** start Data lines **

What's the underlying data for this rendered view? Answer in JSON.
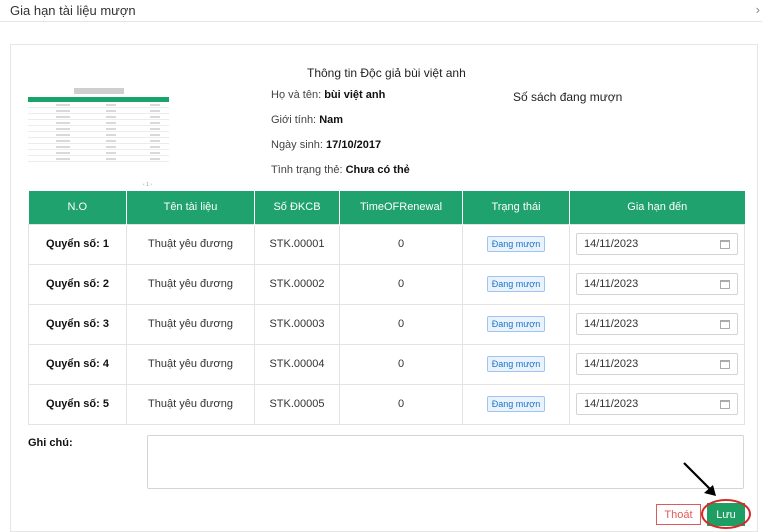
{
  "modal": {
    "title": "Gia hạn tài liệu mượn",
    "close": "›"
  },
  "reader": {
    "title": "Thông tin Độc giả bùi việt anh",
    "fields": [
      {
        "label": "Họ và tên:",
        "value": "bùi việt anh"
      },
      {
        "label": "Giới tính:",
        "value": "Nam"
      },
      {
        "label": "Ngày sinh:",
        "value": "17/10/2017"
      },
      {
        "label": "Tình trạng thẻ:",
        "value": "Chưa có thẻ"
      }
    ],
    "books_label": "Số sách đang mượn"
  },
  "table": {
    "headers": [
      "N.O",
      "Tên tài liệu",
      "Số ĐKCB",
      "TimeOFRenewal",
      "Trạng thái",
      "Gia hạn đến"
    ],
    "rows": [
      {
        "no": "Quyển số: 1",
        "name": "Thuật yêu đương",
        "code": "STK.00001",
        "renewals": "0",
        "status": "Đang mượn",
        "date": "14/11/2023"
      },
      {
        "no": "Quyển số: 2",
        "name": "Thuật yêu đương",
        "code": "STK.00002",
        "renewals": "0",
        "status": "Đang mượn",
        "date": "14/11/2023"
      },
      {
        "no": "Quyển số: 3",
        "name": "Thuật yêu đương",
        "code": "STK.00003",
        "renewals": "0",
        "status": "Đang mượn",
        "date": "14/11/2023"
      },
      {
        "no": "Quyển số: 4",
        "name": "Thuật yêu đương",
        "code": "STK.00004",
        "renewals": "0",
        "status": "Đang mượn",
        "date": "14/11/2023"
      },
      {
        "no": "Quyển số: 5",
        "name": "Thuật yêu đương",
        "code": "STK.00005",
        "renewals": "0",
        "status": "Đang mượn",
        "date": "14/11/2023"
      }
    ]
  },
  "note": {
    "label": "Ghi chú:",
    "value": ""
  },
  "buttons": {
    "exit": "Thoát",
    "save": "Lưu"
  },
  "colors": {
    "accent": "#20a26f",
    "danger": "#e05a5a",
    "highlight": "#d62a2a"
  }
}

** end Data lines **

Leave the pictures out and copy the rest of the data exactly.

**Answer in full**
What's the underlying data for this rendered view? Answer in JSON.
{
  "modal": {
    "title": "Gia hạn tài liệu mượn",
    "close": "›"
  },
  "reader": {
    "title": "Thông tin Độc giả bùi việt anh",
    "fields": [
      {
        "label": "Họ và tên:",
        "value": "bùi việt anh"
      },
      {
        "label": "Giới tính:",
        "value": "Nam"
      },
      {
        "label": "Ngày sinh:",
        "value": "17/10/2017"
      },
      {
        "label": "Tình trạng thẻ:",
        "value": "Chưa có thẻ"
      }
    ],
    "books_label": "Số sách đang mượn"
  },
  "table": {
    "headers": [
      "N.O",
      "Tên tài liệu",
      "Số ĐKCB",
      "TimeOFRenewal",
      "Trạng thái",
      "Gia hạn đến"
    ],
    "rows": [
      {
        "no": "Quyển số: 1",
        "name": "Thuật yêu đương",
        "code": "STK.00001",
        "renewals": "0",
        "status": "Đang mượn",
        "date": "14/11/2023"
      },
      {
        "no": "Quyển số: 2",
        "name": "Thuật yêu đương",
        "code": "STK.00002",
        "renewals": "0",
        "status": "Đang mượn",
        "date": "14/11/2023"
      },
      {
        "no": "Quyển số: 3",
        "name": "Thuật yêu đương",
        "code": "STK.00003",
        "renewals": "0",
        "status": "Đang mượn",
        "date": "14/11/2023"
      },
      {
        "no": "Quyển số: 4",
        "name": "Thuật yêu đương",
        "code": "STK.00004",
        "renewals": "0",
        "status": "Đang mượn",
        "date": "14/11/2023"
      },
      {
        "no": "Quyển số: 5",
        "name": "Thuật yêu đương",
        "code": "STK.00005",
        "renewals": "0",
        "status": "Đang mượn",
        "date": "14/11/2023"
      }
    ]
  },
  "note": {
    "label": "Ghi chú:",
    "value": ""
  },
  "buttons": {
    "exit": "Thoát",
    "save": "Lưu"
  },
  "colors": {
    "accent": "#20a26f",
    "danger": "#e05a5a",
    "highlight": "#d62a2a"
  }
}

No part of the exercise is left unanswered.